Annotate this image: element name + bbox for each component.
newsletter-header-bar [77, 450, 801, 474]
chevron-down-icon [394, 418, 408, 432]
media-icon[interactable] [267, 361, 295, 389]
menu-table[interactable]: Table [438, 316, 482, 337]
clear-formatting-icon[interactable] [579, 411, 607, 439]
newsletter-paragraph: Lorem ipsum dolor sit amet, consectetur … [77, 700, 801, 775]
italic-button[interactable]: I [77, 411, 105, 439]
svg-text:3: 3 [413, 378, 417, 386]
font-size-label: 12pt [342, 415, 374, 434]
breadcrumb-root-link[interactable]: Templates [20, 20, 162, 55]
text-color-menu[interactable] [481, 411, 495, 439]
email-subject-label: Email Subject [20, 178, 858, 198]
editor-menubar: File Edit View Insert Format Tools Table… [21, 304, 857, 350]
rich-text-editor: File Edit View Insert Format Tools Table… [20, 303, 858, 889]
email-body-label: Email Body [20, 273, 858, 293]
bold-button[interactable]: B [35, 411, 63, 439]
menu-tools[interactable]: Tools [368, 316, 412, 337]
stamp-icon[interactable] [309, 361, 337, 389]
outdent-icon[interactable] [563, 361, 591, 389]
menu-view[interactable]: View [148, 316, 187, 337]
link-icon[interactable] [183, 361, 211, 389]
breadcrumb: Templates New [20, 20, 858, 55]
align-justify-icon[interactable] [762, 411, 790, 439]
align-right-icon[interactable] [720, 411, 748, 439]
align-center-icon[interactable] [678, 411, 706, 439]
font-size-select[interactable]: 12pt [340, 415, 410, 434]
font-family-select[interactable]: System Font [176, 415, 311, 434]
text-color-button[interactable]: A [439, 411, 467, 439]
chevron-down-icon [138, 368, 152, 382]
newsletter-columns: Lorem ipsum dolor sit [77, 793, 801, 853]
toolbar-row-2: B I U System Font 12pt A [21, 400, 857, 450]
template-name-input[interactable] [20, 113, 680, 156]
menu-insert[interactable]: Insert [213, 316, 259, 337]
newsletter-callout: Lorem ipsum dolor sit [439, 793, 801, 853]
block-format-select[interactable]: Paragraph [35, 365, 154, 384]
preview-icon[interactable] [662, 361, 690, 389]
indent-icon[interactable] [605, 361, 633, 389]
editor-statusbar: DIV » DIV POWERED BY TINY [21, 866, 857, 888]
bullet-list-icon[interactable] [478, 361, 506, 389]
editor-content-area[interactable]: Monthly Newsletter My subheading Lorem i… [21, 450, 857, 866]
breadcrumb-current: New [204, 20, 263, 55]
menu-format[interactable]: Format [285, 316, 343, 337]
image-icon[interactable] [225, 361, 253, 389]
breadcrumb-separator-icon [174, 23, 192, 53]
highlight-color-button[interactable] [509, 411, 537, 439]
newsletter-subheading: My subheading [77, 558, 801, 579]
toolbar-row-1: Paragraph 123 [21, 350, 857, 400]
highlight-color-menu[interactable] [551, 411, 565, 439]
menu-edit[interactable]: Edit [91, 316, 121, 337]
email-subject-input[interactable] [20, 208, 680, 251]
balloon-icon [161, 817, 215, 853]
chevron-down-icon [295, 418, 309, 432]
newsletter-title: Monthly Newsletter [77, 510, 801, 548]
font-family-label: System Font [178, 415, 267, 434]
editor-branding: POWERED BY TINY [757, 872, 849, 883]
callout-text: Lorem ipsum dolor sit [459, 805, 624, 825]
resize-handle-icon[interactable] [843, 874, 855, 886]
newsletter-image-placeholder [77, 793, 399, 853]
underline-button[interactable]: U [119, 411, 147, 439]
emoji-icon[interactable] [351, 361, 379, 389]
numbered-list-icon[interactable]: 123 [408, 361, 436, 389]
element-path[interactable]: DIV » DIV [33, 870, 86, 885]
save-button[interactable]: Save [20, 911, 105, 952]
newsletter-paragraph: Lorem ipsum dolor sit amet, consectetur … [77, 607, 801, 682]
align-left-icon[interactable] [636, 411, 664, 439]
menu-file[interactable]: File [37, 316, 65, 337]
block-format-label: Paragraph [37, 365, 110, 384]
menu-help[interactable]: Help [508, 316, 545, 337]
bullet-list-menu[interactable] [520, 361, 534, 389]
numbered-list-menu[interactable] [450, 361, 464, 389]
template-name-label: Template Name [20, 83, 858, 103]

__________

◆ **Given exercise**
Reproduce the lines above verbatim, from first to last.

◆ **Written answer**
Annotate this image: element name + bbox for each component.
newsletter-header-bar [77, 450, 801, 474]
chevron-down-icon [394, 418, 408, 432]
media-icon[interactable] [267, 361, 295, 389]
menu-table[interactable]: Table [438, 316, 482, 337]
clear-formatting-icon[interactable] [579, 411, 607, 439]
newsletter-paragraph: Lorem ipsum dolor sit amet, consectetur … [77, 700, 801, 775]
italic-button[interactable]: I [77, 411, 105, 439]
svg-text:3: 3 [413, 378, 417, 386]
font-size-label: 12pt [342, 415, 374, 434]
breadcrumb-root-link[interactable]: Templates [20, 20, 162, 55]
text-color-menu[interactable] [481, 411, 495, 439]
email-subject-label: Email Subject [20, 178, 858, 198]
editor-menubar: File Edit View Insert Format Tools Table… [21, 304, 857, 350]
rich-text-editor: File Edit View Insert Format Tools Table… [20, 303, 858, 889]
email-body-label: Email Body [20, 273, 858, 293]
bold-button[interactable]: B [35, 411, 63, 439]
menu-tools[interactable]: Tools [368, 316, 412, 337]
stamp-icon[interactable] [309, 361, 337, 389]
outdent-icon[interactable] [563, 361, 591, 389]
menu-view[interactable]: View [148, 316, 187, 337]
link-icon[interactable] [183, 361, 211, 389]
breadcrumb: Templates New [20, 20, 858, 55]
align-justify-icon[interactable] [762, 411, 790, 439]
align-right-icon[interactable] [720, 411, 748, 439]
align-center-icon[interactable] [678, 411, 706, 439]
font-size-select[interactable]: 12pt [340, 415, 410, 434]
font-family-select[interactable]: System Font [176, 415, 311, 434]
text-color-button[interactable]: A [439, 411, 467, 439]
chevron-down-icon [138, 368, 152, 382]
newsletter-columns: Lorem ipsum dolor sit [77, 793, 801, 853]
toolbar-row-2: B I U System Font 12pt A [21, 400, 857, 450]
template-name-input[interactable] [20, 113, 680, 156]
menu-insert[interactable]: Insert [213, 316, 259, 337]
newsletter-callout: Lorem ipsum dolor sit [439, 793, 801, 853]
block-format-select[interactable]: Paragraph [35, 365, 154, 384]
preview-icon[interactable] [662, 361, 690, 389]
indent-icon[interactable] [605, 361, 633, 389]
editor-statusbar: DIV » DIV POWERED BY TINY [21, 866, 857, 888]
bullet-list-icon[interactable] [478, 361, 506, 389]
editor-content-area[interactable]: Monthly Newsletter My subheading Lorem i… [21, 450, 857, 866]
breadcrumb-current: New [204, 20, 263, 55]
menu-format[interactable]: Format [285, 316, 343, 337]
image-icon[interactable] [225, 361, 253, 389]
breadcrumb-separator-icon [174, 23, 192, 53]
highlight-color-button[interactable] [509, 411, 537, 439]
newsletter-subheading: My subheading [77, 558, 801, 579]
toolbar-row-1: Paragraph 123 [21, 350, 857, 400]
highlight-color-menu[interactable] [551, 411, 565, 439]
menu-edit[interactable]: Edit [91, 316, 121, 337]
email-subject-input[interactable] [20, 208, 680, 251]
balloon-icon [161, 817, 215, 853]
chevron-down-icon [295, 418, 309, 432]
newsletter-title: Monthly Newsletter [77, 510, 801, 548]
font-family-label: System Font [178, 415, 267, 434]
editor-branding: POWERED BY TINY [757, 872, 849, 883]
callout-text: Lorem ipsum dolor sit [459, 805, 624, 825]
resize-handle-icon[interactable] [843, 874, 855, 886]
newsletter-image-placeholder [77, 793, 399, 853]
underline-button[interactable]: U [119, 411, 147, 439]
emoji-icon[interactable] [351, 361, 379, 389]
numbered-list-icon[interactable]: 123 [408, 361, 436, 389]
element-path[interactable]: DIV » DIV [33, 870, 86, 885]
save-button[interactable]: Save [20, 911, 105, 952]
newsletter-paragraph: Lorem ipsum dolor sit amet, consectetur … [77, 607, 801, 682]
align-left-icon[interactable] [636, 411, 664, 439]
menu-file[interactable]: File [37, 316, 65, 337]
block-format-label: Paragraph [37, 365, 110, 384]
menu-help[interactable]: Help [508, 316, 545, 337]
bullet-list-menu[interactable] [520, 361, 534, 389]
numbered-list-menu[interactable] [450, 361, 464, 389]
template-name-label: Template Name [20, 83, 858, 103]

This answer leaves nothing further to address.